▶ _Instrucciones_
• 1. Edita el texto sobre Santa Catalina de Siena sustituyendo "Siena" por "Sena": comienza en las palabras "Santos y autores" y detente después de "círculo de discípulos.".
• 2. Reanuda el texto sobre Santa Catalina de Siena a partir de su última oración.

▶ _Texto_

● ● ● ● ●

Santos y autores

Santa Catalina de Siena

Santa Catalina de Siena nació el 25 de marzo de 1347 en Siena, Italia, la vigesimotercera de unos veinticinco hijos, y murió en Roma el 29 de abril de 1380, a los treinta y tres años. Desde niña se entregó a la oración y tuvo visiones, y se resistió a los planes de matrimonio de su familia para consagrar su virginidad a Cristo. Ingresó en la Tercera Orden Dominica, viviendo al principio recluida, para luego entregarse por completo al servicio de los enfermos, los pobres y los presos, reuniendo a su alrededor un amplio círculo de discípulos.

Aunque nunca aprendió a escribir con soltura, dictó cientos de cartas y su gran obra mística, el Diálogo de la Divina Providencia. Consejera intrépida de papas y príncipes, tuvo un papel decisivo al persuadir al papa Gregorio XI de poner fin al papado de Aviñón y regresar a Roma en 1377, y más tarde trabajó por sanar el Cisma de Occidente. Se dice que recibió los estigmas de forma invisible. Canonizada en 1461, fue declarada Doctora de la Iglesia en 1970 —una de las dos primeras mujeres en recibir tal honor— y es copatrona tanto de Italia como de Europa.

● ● ● ● ●

▶ _Sección de datos_
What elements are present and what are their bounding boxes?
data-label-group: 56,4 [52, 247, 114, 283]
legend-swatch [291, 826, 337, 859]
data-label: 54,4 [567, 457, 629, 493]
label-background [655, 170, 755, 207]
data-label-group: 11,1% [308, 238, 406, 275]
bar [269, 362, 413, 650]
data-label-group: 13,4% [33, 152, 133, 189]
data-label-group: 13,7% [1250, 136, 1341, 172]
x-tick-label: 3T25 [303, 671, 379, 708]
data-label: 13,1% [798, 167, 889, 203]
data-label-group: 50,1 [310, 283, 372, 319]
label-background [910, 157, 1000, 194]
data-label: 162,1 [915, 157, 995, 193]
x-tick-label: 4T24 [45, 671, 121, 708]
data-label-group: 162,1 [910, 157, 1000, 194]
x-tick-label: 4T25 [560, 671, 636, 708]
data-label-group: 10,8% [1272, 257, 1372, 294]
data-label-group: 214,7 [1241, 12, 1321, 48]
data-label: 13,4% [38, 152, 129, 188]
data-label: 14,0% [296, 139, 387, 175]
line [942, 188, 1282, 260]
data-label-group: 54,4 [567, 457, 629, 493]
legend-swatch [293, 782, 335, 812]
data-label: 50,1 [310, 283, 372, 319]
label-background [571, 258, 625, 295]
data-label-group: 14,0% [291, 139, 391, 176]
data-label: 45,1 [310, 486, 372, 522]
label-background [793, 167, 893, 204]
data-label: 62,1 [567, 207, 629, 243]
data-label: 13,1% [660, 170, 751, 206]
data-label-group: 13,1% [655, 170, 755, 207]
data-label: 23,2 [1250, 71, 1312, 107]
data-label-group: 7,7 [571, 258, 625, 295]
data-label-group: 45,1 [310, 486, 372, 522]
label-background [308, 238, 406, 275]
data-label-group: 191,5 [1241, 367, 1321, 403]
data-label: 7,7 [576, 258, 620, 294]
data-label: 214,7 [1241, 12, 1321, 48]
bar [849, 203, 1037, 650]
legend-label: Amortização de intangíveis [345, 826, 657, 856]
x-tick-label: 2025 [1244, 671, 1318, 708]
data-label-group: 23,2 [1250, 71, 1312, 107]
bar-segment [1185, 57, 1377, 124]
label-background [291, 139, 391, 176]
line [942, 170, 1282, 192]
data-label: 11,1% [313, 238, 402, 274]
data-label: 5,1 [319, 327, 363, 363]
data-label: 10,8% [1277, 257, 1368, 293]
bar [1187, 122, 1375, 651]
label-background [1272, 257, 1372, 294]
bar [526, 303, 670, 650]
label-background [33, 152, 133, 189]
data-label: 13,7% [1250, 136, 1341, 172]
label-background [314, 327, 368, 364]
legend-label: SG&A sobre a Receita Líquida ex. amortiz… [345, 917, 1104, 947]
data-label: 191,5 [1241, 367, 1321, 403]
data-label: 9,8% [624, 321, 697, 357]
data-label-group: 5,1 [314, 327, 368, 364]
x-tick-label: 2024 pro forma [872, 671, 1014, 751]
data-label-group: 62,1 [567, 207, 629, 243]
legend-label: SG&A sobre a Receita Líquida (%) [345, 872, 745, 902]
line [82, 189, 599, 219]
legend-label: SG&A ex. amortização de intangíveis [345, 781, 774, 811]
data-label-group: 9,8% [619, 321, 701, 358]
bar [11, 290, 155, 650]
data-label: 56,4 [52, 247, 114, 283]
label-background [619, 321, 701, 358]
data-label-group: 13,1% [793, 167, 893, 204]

● ● ● ● ●

▶ _Respuestas por tarea_
• 1.
Santos y autores

Santa Catalina de Sena

Santa Catalina de Sena nació el 25 de marzo de 1347 en Sena, Italia, la vigesimotercera de unos veinticinco hijos, y murió en Roma el 29 de abril de 1380, a los treinta y tres años. Desde niña se entregó a la oración y tuvo visiones, y se resistió a los planes de matrimonio de su familia para consagrar su virginidad a Cristo. Ingresó en la Tercera Orden Dominica, viviendo al principio recluida, para luego entregarse por completo al servicio de los enfermos, los pobres y los presos, reuniendo a su alrededor un amplio círculo de discípulos.

• 2.
Citas escogidas

“Álzate por encima de ti mismo y aférrate a Dios; no retrocedas por tu pequeñez, porque Aquel que te hizo pequeño puede también hacerte grande, si tan solo consientes en ser elevado.”
— Santa Catalina de Siena
“Cristo es el Puente que se extiende de la tierra al cielo; no intentes cruzar el torrente de este mundo por ningún otro camino, porque no hay otro camino: solo Él puede soportar el peso de tu travesía.”
— Santa Catalina de Siena, El Diálogo
“Las lágrimas de compunción son preciosas ante Dios: lavan al alma del pecado, apagan el fuego de la tentación, y elevan el corazón sobre un río de humilde amor.”